Extract.
- - - - -

Noel Wein’s biography, he was the first bush pilot in Alaska, and later
founded Wein Air Alaska, also should be required reading.
3.
Island in the Sky, by Ernest Gann. This is the true story of a WW2 aircrew
stranded on the Greenland ice cap.
Some of my other favorites are:
The Wild Blue, by Stephen Ambrose, about the men and boys who flew the B24s over
Germany in WW2.
Flyboys, by James Bradley, about Navy and Marine airmen in the Pacific, WW2,
shot down, captured, tortured, eaten, etc. President GW Bush was in that group
but he was picked up by a Navy Sub and lived. The others, not so lucky.
North to the Orient, by Anne Morrow Lindburgh, wife of Charles Lindburgh. It’s
about a trip they took in an open cockpit, tandem, float plane, from Long
Island, NY, up to Maine, then on to Japan, in about 1936 (?) flying across
Canada and Alaska, landing on lakes and rivers, camping out or sleeping in the
cockpits. Anne had to learn Morse code for the trip as her job and reason for
coming on the trip was to be the radio operator and pass position reports, and
try to get weather updates. She is an excellent writer and tells the story as
only a non-pilot, woman, wife, can! I fly over some of that same territory in a
777, from MSP to NRT, but at FL350, going 600mph, with SatCom and CPDLC! I
cannot imagine what they had to deal with, it’s truly amazing they made it
alive!

- - - - -

Material shown.
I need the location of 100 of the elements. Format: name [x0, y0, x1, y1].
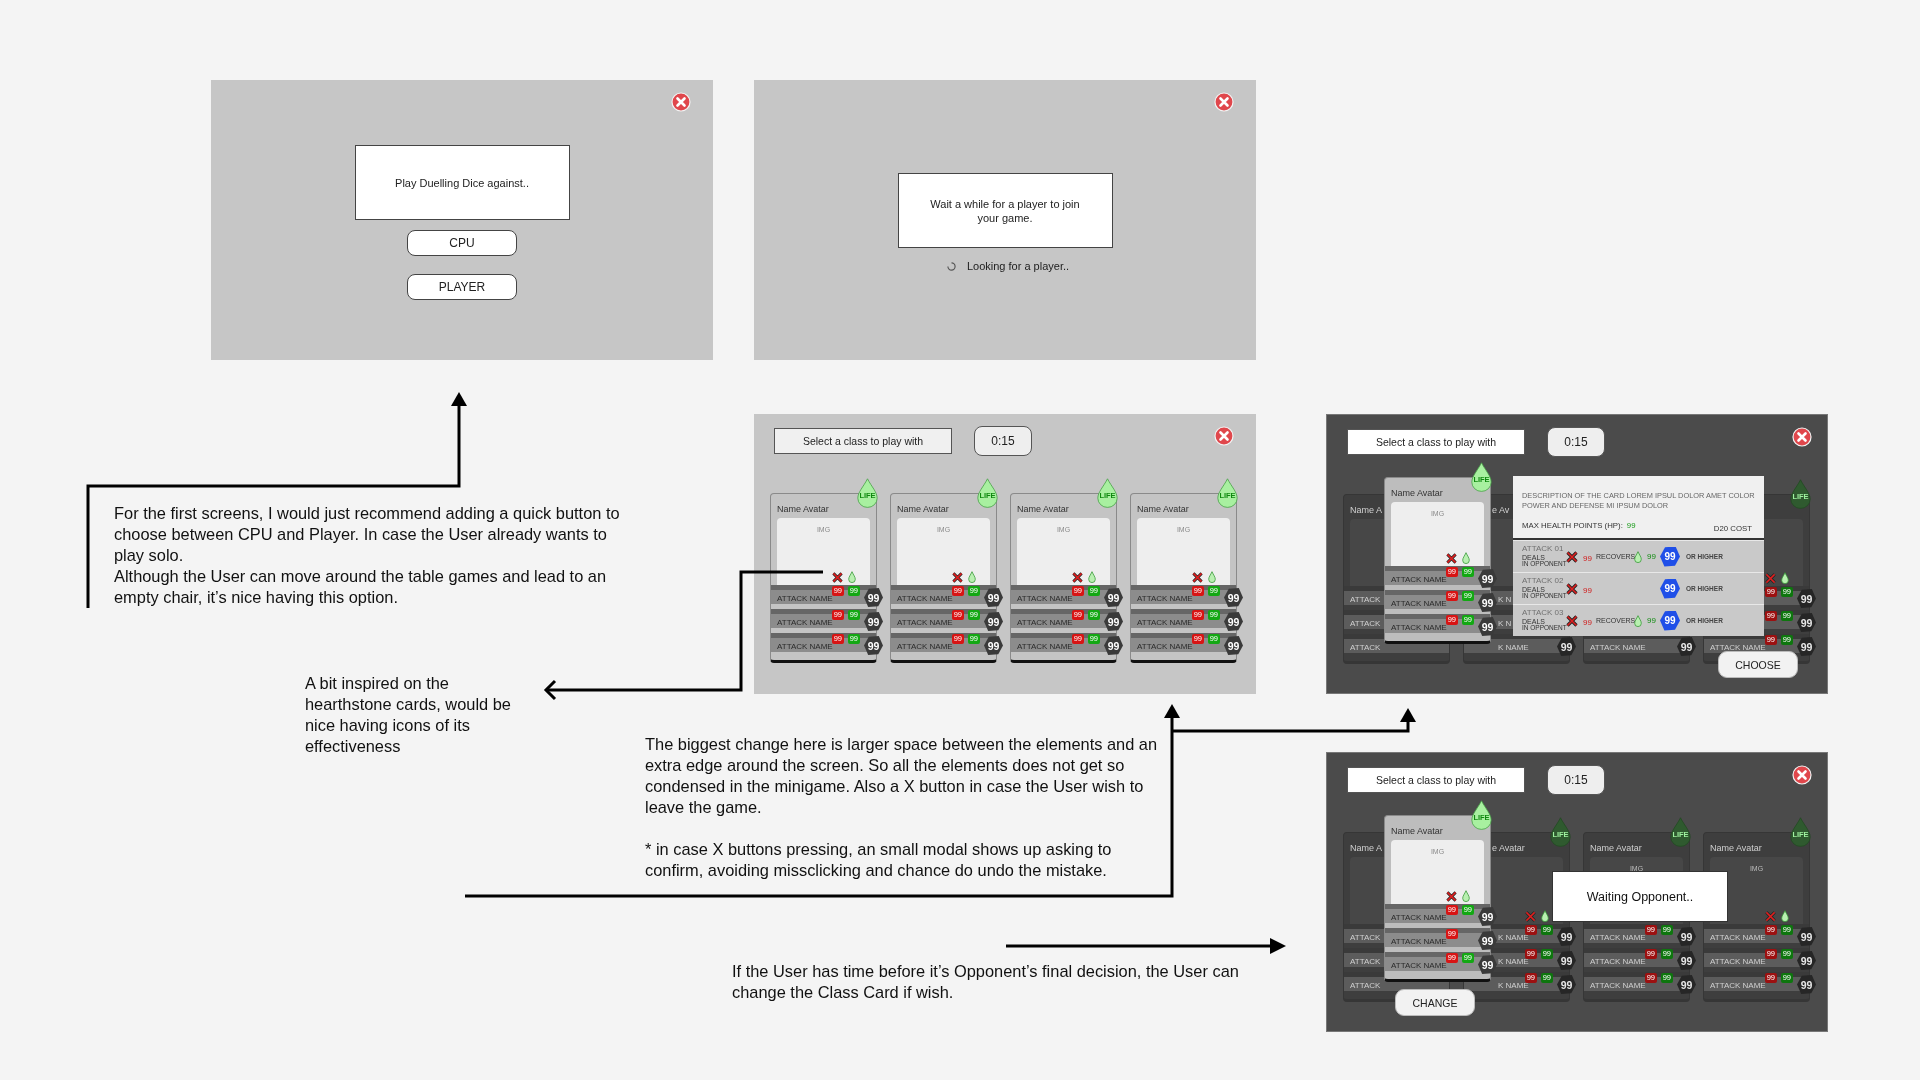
- dice-value: 99: [1797, 951, 1816, 970]
- avatar-name: Name Avatar: [1710, 843, 1762, 853]
- avatar-name: Name Avatar: [897, 504, 949, 514]
- attack-name: ATTACK NAME: [1590, 933, 1646, 942]
- dice-value: 99: [864, 588, 883, 607]
- dice-value: 99: [984, 588, 1003, 607]
- attack-name: ATTACK: [1350, 595, 1381, 604]
- dice-value: 99: [1797, 975, 1816, 994]
- dice-value: 99: [1104, 588, 1123, 607]
- attack-name: K N: [1498, 619, 1512, 628]
- avatar-name: Name Avatar: [1137, 504, 1189, 514]
- roll-value: 99: [1660, 610, 1680, 631]
- annotation-text: If the User has time before it’s Opponent’s final decision, the User can change the Class Card if wish.: [732, 961, 1240, 1003]
- dice-value: 99: [1797, 927, 1816, 946]
- attack-name: ATTACK NAME: [777, 618, 833, 627]
- title-label: Select a class to play with: [774, 428, 952, 454]
- attack-name: ATTACK NAME: [1391, 961, 1447, 970]
- title-label: Select a class to play with: [1347, 767, 1525, 793]
- attack-name: ATTACK NAME: [1590, 957, 1646, 966]
- damage-value: 99: [1583, 585, 1593, 595]
- annotation-text: For the first screens, I would just recommend adding a quick button to choose between CPU and Player. In case the User already wants to play solo.: [114, 503, 621, 566]
- attack-name: ATTACK: [1350, 933, 1381, 942]
- attack-name: ATTACK NAME: [777, 642, 833, 651]
- avatar-name: Name Avatar: [1391, 488, 1443, 498]
- attack-name: ATTACK NAME: [777, 594, 833, 603]
- dice-value: 99: [1557, 927, 1576, 946]
- attack-name: ATTACK: [1350, 643, 1381, 652]
- dice-value: 99: [1797, 613, 1816, 632]
- attack-name: ATTACK NAME: [897, 642, 953, 651]
- avatar-name: Name A: [1350, 843, 1382, 853]
- countdown-timer: 0:15: [1547, 765, 1605, 795]
- dice-value: 99: [1224, 612, 1243, 631]
- dice-value: 99: [1677, 637, 1696, 656]
- heal-value: 99: [1647, 552, 1657, 561]
- dice-value: 99: [1557, 975, 1576, 994]
- dice-value: 99: [1677, 927, 1696, 946]
- attack-name: ATTACK NAME: [1391, 599, 1447, 608]
- attack-title: ATTACK 02: [1522, 577, 1565, 586]
- dice-value: 99: [1797, 637, 1816, 656]
- avatar-name: Name Avatar: [1017, 504, 1069, 514]
- attack-name: ATTACK NAME: [1017, 642, 1073, 651]
- roll-value: 99: [1660, 578, 1680, 599]
- dice-value: 99: [1104, 612, 1123, 631]
- countdown-timer: 0:15: [974, 426, 1032, 456]
- attack-name: K NAME: [1498, 981, 1529, 990]
- dice-value: 99: [864, 612, 883, 631]
- attack-name: K NAME: [1498, 643, 1529, 652]
- annotation-text: A bit inspired on the hearthstone cards, would be nice having icons of its effectiveness: [305, 673, 512, 757]
- damage-value: 99: [1583, 617, 1593, 627]
- attack-name: ATTACK NAME: [1710, 933, 1766, 942]
- attack-name: ATTACK: [1350, 981, 1381, 990]
- attack-name: ATTACK NAME: [1017, 594, 1073, 603]
- attack-name: ATTACK NAME: [1391, 937, 1447, 946]
- attack-name: ATTACK NAME: [1590, 643, 1646, 652]
- attack-name: ATTACK NAME: [1710, 981, 1766, 990]
- dice-value: 99: [1557, 951, 1576, 970]
- attack-name: K N: [1498, 595, 1512, 604]
- dice-value: 99: [1797, 589, 1816, 608]
- avatar-name: Name Avatar: [777, 504, 829, 514]
- attack-name: ATTACK NAME: [1391, 623, 1447, 632]
- dice-value: 99: [1224, 588, 1243, 607]
- status-text: Looking for a player..: [966, 260, 1070, 272]
- annotation-text: Although the User can move around the table games and lead to an empty chair, it’s nice having this option.: [114, 566, 608, 608]
- dice-value: 99: [984, 612, 1003, 631]
- attack-name: K NAME: [1498, 957, 1529, 966]
- waiting-dialog: Waiting Opponent..: [1552, 871, 1728, 922]
- dice-value: 99: [1224, 636, 1243, 655]
- attack-name: ATTACK NAME: [1017, 618, 1073, 627]
- annotation-text: * in case X buttons pressing, an small modal shows up asking to confirm, avoiding missclicking and chance do undo the mistake.: [645, 839, 1113, 881]
- dice-value: 99: [984, 636, 1003, 655]
- attack-name: ATTACK: [1350, 619, 1381, 628]
- roll-value: 99: [1660, 546, 1680, 567]
- avatar-name: e Av: [1492, 505, 1510, 515]
- dice-value: 99: [1677, 951, 1696, 970]
- dice-value: 99: [1104, 636, 1123, 655]
- attack-name: ATTACK NAME: [1590, 981, 1646, 990]
- attack-name: K NAME: [1498, 933, 1529, 942]
- damage-value: 99: [1583, 553, 1593, 563]
- annotation-text: The biggest change here is larger space between the elements and an extra edge around the screen. So all the elements does not get so condensed in the minigame. Also a X button in case the User wish to leave the game.: [645, 734, 1159, 818]
- attack-name: ATTACK NAME: [1391, 913, 1447, 922]
- attack-name: ATTACK NAME: [1391, 575, 1447, 584]
- attack-name: ATTACK NAME: [1137, 618, 1193, 627]
- attack-name: ATTACK NAME: [1710, 957, 1766, 966]
- attack-title: ATTACK 03: [1522, 609, 1565, 618]
- avatar-name: Name A: [1350, 505, 1382, 515]
- attack-name: ATTACK NAME: [1137, 594, 1193, 603]
- attack-name: ATTACK: [1350, 957, 1381, 966]
- dice-value: 99: [1557, 637, 1576, 656]
- prompt-text: Play Duelling Dice against..: [354, 145, 570, 220]
- heal-value: 99: [1647, 616, 1657, 625]
- attack-name: ATTACK NAME: [897, 618, 953, 627]
- attack-title: ATTACK 01: [1522, 545, 1565, 554]
- dice-value: 99: [864, 636, 883, 655]
- countdown-timer: 0:15: [1547, 427, 1605, 457]
- attack-name: ATTACK NAME: [1137, 642, 1193, 651]
- avatar-name: e Avatar: [1492, 843, 1525, 853]
- waiting-message: Wait a while for a player to join your game.: [897, 173, 1113, 248]
- dice-value: 99: [1677, 975, 1696, 994]
- attack-name: ATTACK NAME: [897, 594, 953, 603]
- attack-name: ATTACK NAME: [1710, 643, 1766, 652]
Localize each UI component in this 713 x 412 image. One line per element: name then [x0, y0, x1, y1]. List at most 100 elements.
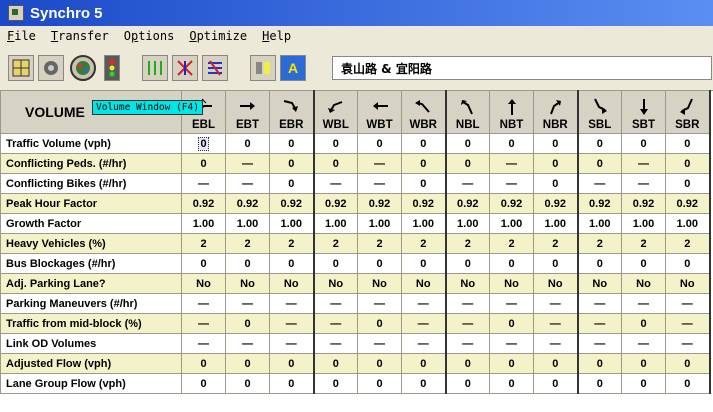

- - - - -

Work to do.
a) Find every line in the records that contains the string "User" and copy each one in full.
b) Go on with the aviation book recommendations from the point where they stop.

Answers for the tasks.
a)
- annotation-text: If the User has time before it’s Opponent’s final decision, the User can change the Class Card if wish.: [732, 961, 1240, 1003]
- annotation-text: For the first screens, I would just recommend adding a quick button to choose between CPU and Player. In case the User already wants to play solo.: [114, 503, 621, 566]
- annotation-text: Although the User can move around the table games and lead to an empty chair, it’s nice having this option.: [114, 566, 608, 608]
- annotation-text: The biggest change here is larger space between the elements and an extra edge around the screen. So all the elements does not get so condensed in the minigame. Also a X button in case the User wish to leave the game.: [645, 734, 1159, 818]

b)
And one more, much more recent, it is about the airline industry and its
troubles brought on by deregulation, it was written in 1995; Hard Landing, by Thomas Petzinger, Jr.
What would be great of course is if someone would write a
Flying the Line III.
I’ve read both 1 and 2, but there hasn’t been much written on ALPA and the
Industry since 9-11, 2001, and that’s when things really got ugly, for everyone.
I would love to have George Hopkins write it. Where is he now?
Thanks again and keep up the great work in the Air Line Pilot mag.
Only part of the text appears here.